REQUEST - Print all of the lines exactly. Any picture among them stays out.

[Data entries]
---

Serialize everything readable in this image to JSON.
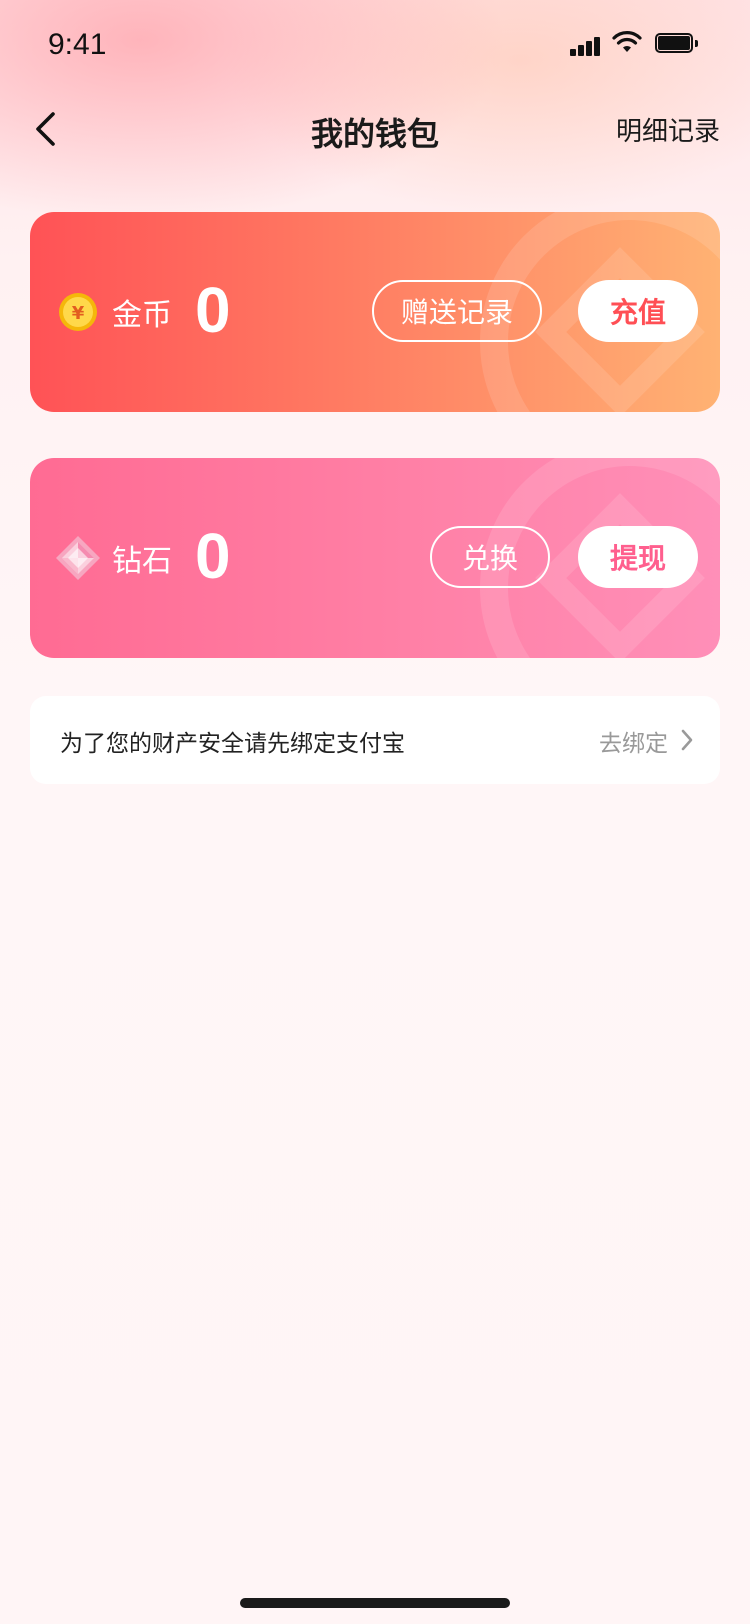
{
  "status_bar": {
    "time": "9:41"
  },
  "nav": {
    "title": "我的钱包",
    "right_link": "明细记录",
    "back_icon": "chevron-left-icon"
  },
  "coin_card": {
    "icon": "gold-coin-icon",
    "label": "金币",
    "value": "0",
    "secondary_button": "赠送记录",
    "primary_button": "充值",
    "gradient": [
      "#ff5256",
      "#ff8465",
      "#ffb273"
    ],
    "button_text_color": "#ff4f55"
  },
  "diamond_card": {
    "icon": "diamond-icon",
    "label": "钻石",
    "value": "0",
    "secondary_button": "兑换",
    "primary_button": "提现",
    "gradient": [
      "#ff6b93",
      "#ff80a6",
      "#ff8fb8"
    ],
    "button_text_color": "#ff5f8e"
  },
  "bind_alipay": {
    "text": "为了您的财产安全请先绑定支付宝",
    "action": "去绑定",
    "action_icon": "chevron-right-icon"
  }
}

---

RESULT OF THIS EXERCISE -
Serialize everything readable in this image to JSON.
{
  "status_bar": {
    "time": "9:41"
  },
  "nav": {
    "title": "我的钱包",
    "right_link": "明细记录",
    "back_icon": "chevron-left-icon"
  },
  "coin_card": {
    "icon": "gold-coin-icon",
    "label": "金币",
    "value": "0",
    "secondary_button": "赠送记录",
    "primary_button": "充值",
    "gradient": [
      "#ff5256",
      "#ff8465",
      "#ffb273"
    ],
    "button_text_color": "#ff4f55"
  },
  "diamond_card": {
    "icon": "diamond-icon",
    "label": "钻石",
    "value": "0",
    "secondary_button": "兑换",
    "primary_button": "提现",
    "gradient": [
      "#ff6b93",
      "#ff80a6",
      "#ff8fb8"
    ],
    "button_text_color": "#ff5f8e"
  },
  "bind_alipay": {
    "text": "为了您的财产安全请先绑定支付宝",
    "action": "去绑定",
    "action_icon": "chevron-right-icon"
  }
}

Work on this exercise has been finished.